課題 1
データの行のうち、「option-text: 国家机器的形成是警察产生的条件之一: [91, 438, 415, 461]」を含む行から「option-d[interactable]: D 警察职业化最早出现在古希腊雅典时代: [25, 576, 605, 616]」を含む行までを、「option-text」を「choice-text」に改め、ほかは変えずに書き直しなさい。

「来年の春、この集会所をリニューアルして、お年寄りと子どものための食堂をオープンするんです。子どもがお年寄りから学ぶ、お年寄りが子どもから元気をもらう。食を通じた相乗効果に期待したい。」
開口一番、内田さんは楽しそうに話し始めた。
平成20年、内田さんが会長に就いた当時の猪名寺自治会は「地域が抱える課題に対し、みんなで協力して一つのことを成し遂げようという意識のない『親睦団体』だった」と振り返る。
「どうせやるなら夢のあるようなことをしよう! 『夢会議』をつくりませんか?」
この内田さんの投げかけをきっかけに、猪名寺は夢・目標・計画を持ったまちづくりに取り組むことになった。
内田さんの会長就任当時、JR猪名寺駅に、エレベーター設置を願う10年来の地域課題があった。車椅子で駅を利用する際、階段の上り下りを介助する駅員の人手が足りず、駅長も困っていたという。そこで内田さんは「全員で立ち上がろう」と声をかけ、1万人の署名活動をスタート。署名は1カ月で集まり、老人会から婦人会、子ども会、地元企業、猪名寺駅、さらには市や県まで一体となっての取り組みの結果、2年後の平成23年3月、猪名寺駅にエレベーターが設置された。
「国土交通大臣をはじめいろいろな方をお招きし、祝賀会を開きました。この地域は注目されているという意識を、住民みんなに持ってほしかったんです」と内田さん。エレベーター設置をきっかけに「やればできる」という雰囲気が猪名寺地域に生まれていった。

課題 2
上の猪名寺の自治会に関する本文を、一字も変えずに書き写しなさい。

提供データ
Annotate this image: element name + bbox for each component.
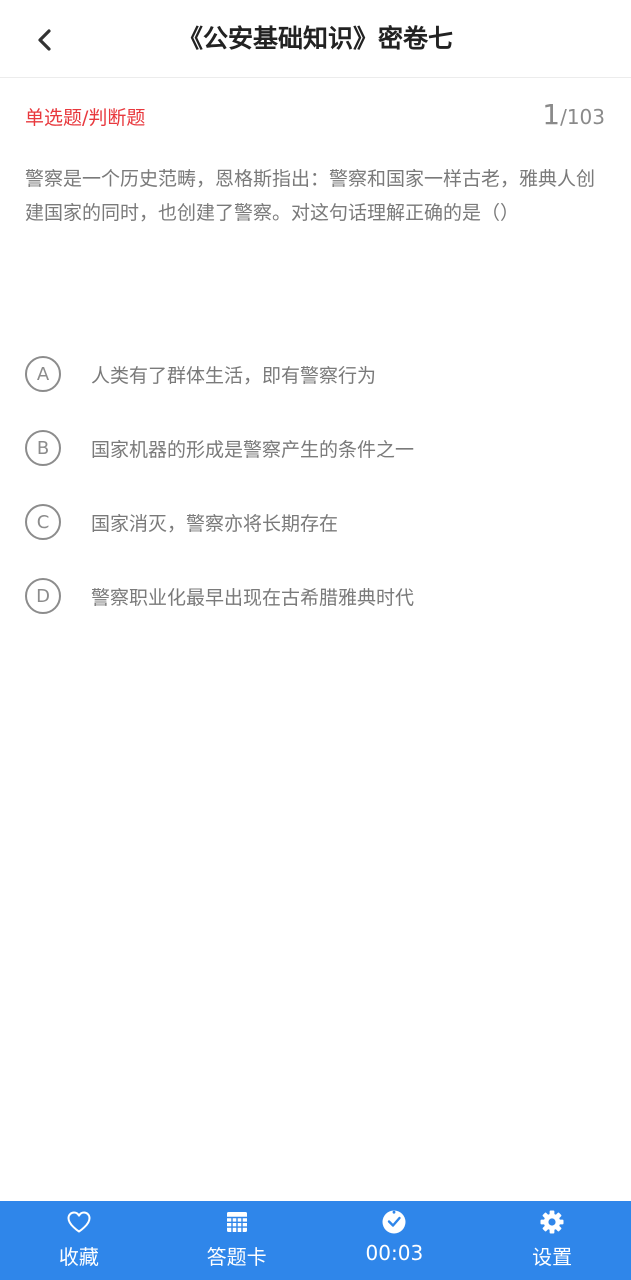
option-text: 国家机器的形成是警察产生的条件之一: [91, 438, 415, 461]
option-letter-badge: D: [25, 578, 61, 614]
page-title: 《公安基础知识》密卷七: [177, 24, 453, 53]
question-type-label: 单选题/判断题: [25, 107, 146, 129]
option-b[interactable]: B 国家机器的形成是警察产生的条件之一: [25, 428, 605, 468]
option-c[interactable]: C 国家消灭，警察亦将长期存在: [25, 502, 605, 542]
timer-display: 00:03: [316, 1201, 474, 1280]
option-text: 国家消灭，警察亦将长期存在: [91, 512, 339, 535]
timer-label: 00:03: [365, 1241, 424, 1265]
gear-icon: [539, 1209, 565, 1235]
heart-outline-icon: [66, 1209, 92, 1235]
chevron-left-icon: [38, 29, 51, 51]
answer-options: A 人类有了群体生活，即有警察行为 B 国家机器的形成是警察产生的条件之一 C …: [25, 354, 605, 650]
favorite-button[interactable]: 收藏: [0, 1201, 158, 1280]
settings-button[interactable]: 设置: [473, 1201, 631, 1280]
top-nav-bar: 《公安基础知识》密卷七: [0, 0, 631, 78]
option-letter-badge: C: [25, 504, 61, 540]
option-text: 警察职业化最早出现在古希腊雅典时代: [91, 586, 415, 609]
grid-card-icon: [226, 1209, 248, 1235]
progress-separator: /: [560, 105, 567, 129]
question-text: 警察是一个历史范畴，恩格斯指出：警察和国家一样古老，雅典人创建国家的同时，也创建…: [25, 168, 596, 224]
clock-icon: [381, 1209, 407, 1235]
option-a[interactable]: A 人类有了群体生活，即有警察行为: [25, 354, 605, 394]
option-text: 人类有了群体生活，即有警察行为: [91, 364, 377, 387]
answer-card-label: 答题卡: [206, 1245, 267, 1269]
total-question-count: 103: [566, 105, 605, 129]
back-button[interactable]: [22, 18, 66, 62]
question-progress: 1/103: [542, 98, 605, 131]
settings-label: 设置: [532, 1245, 573, 1269]
option-d[interactable]: D 警察职业化最早出现在古希腊雅典时代: [25, 576, 605, 616]
option-letter-badge: A: [25, 356, 61, 392]
answer-card-button[interactable]: 答题卡: [158, 1201, 316, 1280]
favorite-label: 收藏: [58, 1245, 99, 1269]
option-letter-badge: B: [25, 430, 61, 466]
bottom-toolbar: 收藏 答题卡 00:03 设置: [0, 1201, 631, 1280]
current-question-number: 1: [542, 98, 561, 131]
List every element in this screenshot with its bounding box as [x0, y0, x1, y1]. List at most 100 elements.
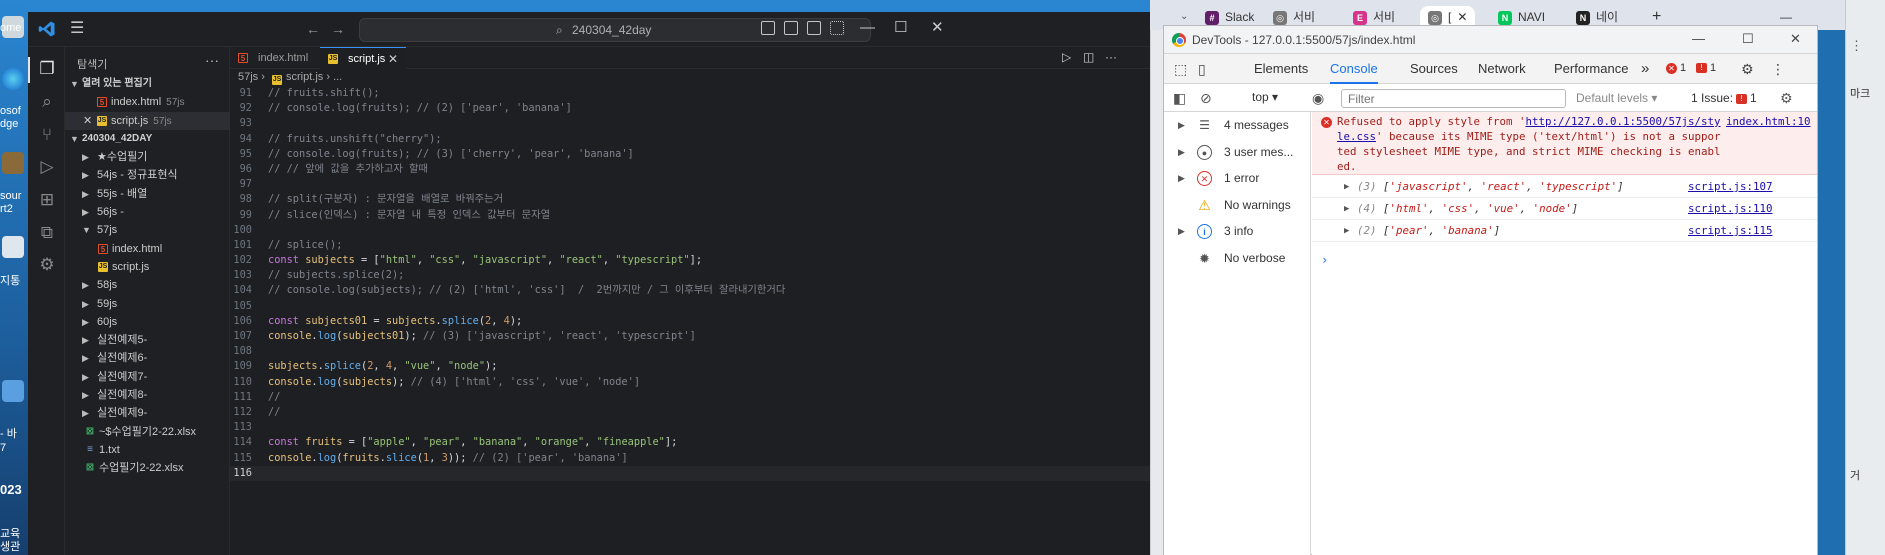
code-line[interactable]: 112 //: [230, 405, 1150, 420]
clear-console-icon[interactable]: ⊘: [1200, 90, 1212, 107]
more-tabs-button[interactable]: »: [1641, 54, 1649, 84]
breadcrumb-folder[interactable]: 57js: [238, 71, 258, 83]
close-icon[interactable]: ✕: [931, 19, 944, 37]
maximize-icon[interactable]: ☐: [894, 19, 907, 37]
code-line[interactable]: 110 console.log(subjects); // (4) ['html'…: [230, 375, 1150, 390]
code-line[interactable]: 93: [230, 116, 1150, 131]
code-line[interactable]: 111 //: [230, 390, 1150, 405]
folder-item[interactable]: ▶ 실전예제9-: [65, 404, 230, 422]
code-editor[interactable]: 91 // fruits.shift(); 92 // console.log(fru…: [230, 86, 1150, 481]
file-item[interactable]: ≡ 1.txt: [65, 441, 230, 459]
expand-triangle-icon[interactable]: ▶: [1344, 176, 1349, 198]
code-line[interactable]: 109 subjects.splice(2, 4, "vue", "node");: [230, 359, 1150, 374]
search-icon[interactable]: ⌕: [37, 92, 57, 112]
file-item[interactable]: 5 index.html: [65, 240, 230, 258]
close-icon[interactable]: ✕: [83, 112, 92, 130]
file-item[interactable]: ⊠ 수업필기2-22.xlsx: [65, 459, 230, 477]
more-options-icon[interactable]: ⋮: [1771, 61, 1785, 78]
sidebar-item-verbose[interactable]: ✹ No verbose: [1164, 245, 1310, 272]
code-line[interactable]: 106 const subjects01 = subjects.splice(2,…: [230, 314, 1150, 329]
customize-layout-icon[interactable]: [830, 21, 844, 35]
code-line[interactable]: 108: [230, 344, 1150, 359]
accounts-icon[interactable]: ⚙: [37, 255, 57, 275]
close-icon[interactable]: ✕: [1790, 31, 1801, 47]
log-source-link[interactable]: script.js:107: [1688, 176, 1773, 198]
folder-item[interactable]: ▶ 56js -: [65, 203, 230, 221]
split-editor-icon[interactable]: ◫: [1083, 50, 1094, 64]
code-line[interactable]: 97: [230, 177, 1150, 192]
minimize-icon[interactable]: —: [860, 19, 875, 37]
tab-console[interactable]: Console: [1330, 54, 1378, 84]
tab-index-html[interactable]: 5 index.html: [230, 47, 320, 69]
log-source-link[interactable]: script.js:110: [1688, 198, 1773, 220]
code-line[interactable]: 104 // console.log(subjects); // (2) ['ht…: [230, 283, 1150, 298]
code-line[interactable]: 91 // fruits.shift();: [230, 86, 1150, 101]
close-icon[interactable]: ✕: [1457, 10, 1467, 24]
error-source-link[interactable]: index.html:10: [1726, 114, 1814, 129]
code-line[interactable]: 102 const subjects = ["html", "css", "jav…: [230, 253, 1150, 268]
toggle-primary-sidebar-icon[interactable]: [761, 21, 775, 35]
code-line[interactable]: 95 // console.log(fruits); // (3) ['cherr…: [230, 147, 1150, 162]
code-line[interactable]: 101 // splice();: [230, 238, 1150, 253]
sidebar-item-warnings[interactable]: ⚠ No warnings: [1164, 192, 1310, 219]
log-source-link[interactable]: script.js:115: [1688, 220, 1773, 242]
explorer-icon[interactable]: ❐: [37, 59, 57, 79]
tab-sources[interactable]: Sources: [1410, 54, 1458, 84]
tab-elements[interactable]: Elements: [1254, 54, 1308, 84]
more-icon[interactable]: ⋮: [1850, 39, 1863, 52]
open-editors-section[interactable]: ▼ 열려 있는 편집기: [65, 75, 230, 93]
run-icon[interactable]: ▷: [1062, 50, 1071, 64]
remote-explorer-icon[interactable]: ⧉: [37, 223, 57, 243]
tab-performance[interactable]: Performance: [1554, 54, 1628, 84]
menu-icon[interactable]: ☰: [70, 21, 84, 37]
toggle-secondary-sidebar-icon[interactable]: [807, 21, 821, 35]
console-log-row[interactable]: ▶ (4) ['html', 'css', 'vue', 'node'] scrip…: [1312, 198, 1817, 220]
code-line[interactable]: 105: [230, 299, 1150, 314]
error-count-badge[interactable]: ✕ 1: [1666, 62, 1686, 74]
more-actions-icon[interactable]: ···: [205, 52, 219, 68]
close-icon[interactable]: ✕: [388, 48, 398, 70]
open-editor-item[interactable]: 5 index.html 57js: [65, 93, 230, 111]
code-line[interactable]: 100: [230, 223, 1150, 238]
back-arrow-icon[interactable]: ←: [306, 21, 320, 37]
device-toolbar-icon[interactable]: ▯: [1198, 61, 1206, 78]
breadcrumb-symbol[interactable]: ...: [333, 71, 342, 83]
folder-item[interactable]: ▶ ★수업필기: [65, 148, 230, 166]
sidebar-item-info[interactable]: ▶ i 3 info: [1164, 218, 1310, 245]
sourcetree-icon[interactable]: [2, 152, 24, 174]
folder-item[interactable]: ▶ 58js: [65, 276, 230, 294]
expand-triangle-icon[interactable]: ▶: [1344, 220, 1349, 242]
code-line[interactable]: 103 // subjects.splice(2);: [230, 268, 1150, 283]
tab-script-js[interactable]: JS script.js ✕: [320, 47, 406, 69]
minimize-icon[interactable]: —: [1692, 31, 1705, 46]
code-line[interactable]: 94 // fruits.unshift("cherry");: [230, 132, 1150, 147]
issues-button[interactable]: 1 Issue:! 1: [1691, 91, 1757, 105]
sidebar-item-errors[interactable]: ▶ ✕ 1 error: [1164, 165, 1310, 192]
context-selector[interactable]: top ▾: [1252, 90, 1278, 104]
forward-arrow-icon[interactable]: →: [331, 21, 345, 37]
breadcrumb-file[interactable]: script.js: [286, 71, 323, 83]
code-line[interactable]: 114 const fruits = ["apple", "pear", "ban…: [230, 435, 1150, 450]
folder-item[interactable]: ▶ 59js: [65, 295, 230, 313]
code-line[interactable]: 96 // // 앞에 값을 추가하고자 할때: [230, 162, 1150, 177]
code-line[interactable]: 115 console.log(fruits.slice(1, 3)); // (…: [230, 451, 1150, 466]
folder-item[interactable]: ▶ 실전예제5-: [65, 331, 230, 349]
workspace-section[interactable]: ▼ 240304_42DAY: [65, 130, 230, 148]
folder-item[interactable]: ▶ 실전예제6-: [65, 349, 230, 367]
edge-icon[interactable]: [2, 68, 24, 90]
sidebar-item-messages[interactable]: ▶ ☰ 4 messages: [1164, 112, 1310, 139]
open-editor-item[interactable]: ✕ JS script.js 57js: [65, 111, 230, 130]
log-levels-dropdown[interactable]: Default levels ▾: [1576, 91, 1657, 105]
code-line[interactable]: 116: [230, 465, 1150, 481]
extensions-icon[interactable]: ⊞: [37, 190, 57, 210]
source-control-icon[interactable]: ⑂: [37, 125, 57, 145]
more-actions-icon[interactable]: ···: [1105, 50, 1117, 64]
filter-input[interactable]: [1341, 89, 1566, 108]
file-item[interactable]: JS script.js: [65, 258, 230, 276]
code-line[interactable]: 92 // console.log(fruits); // (2) ['pear'…: [230, 101, 1150, 116]
folder-item[interactable]: ▶ 실전예제7-: [65, 368, 230, 386]
folder-item[interactable]: ▶ 55js - 배열: [65, 185, 230, 203]
run-debug-icon[interactable]: ▷: [37, 157, 57, 177]
console-log-row[interactable]: ▶ (2) ['pear', 'banana'] script.js:115: [1312, 220, 1817, 242]
code-line[interactable]: 98 // split(구분자) : 문자열을 배열로 바꿔주는거: [230, 192, 1150, 207]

完全な解答 1
choice-text: 国家机器的形成是警察产生的条件之一: [91, 438, 415, 461]
option-letter-badge: D: [25, 578, 61, 614]
page-title: 《公安基础知识》密卷七: [177, 24, 453, 53]
question-type-label: 单选题/判断题: [25, 107, 146, 129]
option-b[interactable]: B 国家机器的形成是警察产生的条件之一: [25, 428, 605, 468]
option-c[interactable]: C 国家消灭，警察亦将长期存在: [25, 502, 605, 542]
timer-display: 00:03: [316, 1201, 474, 1280]
choice-text: 国家消灭，警察亦将长期存在: [91, 512, 339, 535]
timer-label: 00:03: [365, 1241, 424, 1265]
gear-icon: [539, 1209, 565, 1235]
heart-outline-icon: [66, 1209, 92, 1235]
chevron-left-icon: [38, 29, 51, 51]
answer-options: A 人类有了群体生活，即有警察行为 B 国家机器的形成是警察产生的条件之一 C …: [25, 354, 605, 650]
favorite-button[interactable]: 收藏: [0, 1201, 158, 1280]
settings-button[interactable]: 设置: [473, 1201, 631, 1280]
top-nav-bar: 《公安基础知识》密卷七: [0, 0, 631, 78]
option-letter-badge: C: [25, 504, 61, 540]
choice-text: 警察职业化最早出现在古希腊雅典时代: [91, 586, 415, 609]
grid-card-icon: [226, 1209, 248, 1235]
progress-separator: /: [560, 105, 567, 129]
question-text: 警察是一个历史范畴，恩格斯指出：警察和国家一样古老，雅典人创建国家的同时，也创建…: [25, 168, 596, 224]
clock-icon: [381, 1209, 407, 1235]
option-a[interactable]: A 人类有了群体生活，即有警察行为: [25, 354, 605, 394]
choice-text: 人类有了群体生活，即有警察行为: [91, 364, 377, 387]
answer-card-label: 答题卡: [206, 1245, 267, 1269]
total-question-count: 103: [566, 105, 605, 129]
back-button[interactable]: [22, 18, 66, 62]
question-progress: 1/103: [542, 98, 605, 131]
settings-label: 设置: [532, 1245, 573, 1269]
option-d[interactable]: D 警察职业化最早出现在古希腊雅典时代: [25, 576, 605, 616]

完全な解答 2
「来年の春、この集会所をリニューアルして、お年寄りと子どものための食堂をオープンするんです。子どもがお年寄りから学ぶ、お年寄りが子どもから元気をもらう。食を通じた相乗効果に期待したい。」
開口一番、内田さんは楽しそうに話し始めた。
平成20年、内田さんが会長に就いた当時の猪名寺自治会は「地域が抱える課題に対し、みんなで協力して一つのことを成し遂げようという意識のない『親睦団体』だった」と振り返る。
「どうせやるなら夢のあるようなことをしよう! 『夢会議』をつくりませんか?」
この内田さんの投げかけをきっかけに、猪名寺は夢・目標・計画を持ったまちづくりに取り組むことになった。
内田さんの会長就任当時、JR猪名寺駅に、エレベーター設置を願う10年来の地域課題があった。車椅子で駅を利用する際、階段の上り下りを介助する駅員の人手が足りず、駅長も困っていたという。そこで内田さんは「全員で立ち上がろう」と声をかけ、1万人の署名活動をスタート。署名は1カ月で集まり、老人会から婦人会、子ども会、地元企業、猪名寺駅、さらには市や県まで一体となっての取り組みの結果、2年後の平成23年3月、猪名寺駅にエレベーターが設置された。
「国土交通大臣をはじめいろいろな方をお招きし、祝賀会を開きました。この地域は注目されているという意識を、住民みんなに持ってほしかったんです」と内田さん。エレベーター設置をきっかけに「やればできる」という雰囲気が猪名寺地域に生まれていった。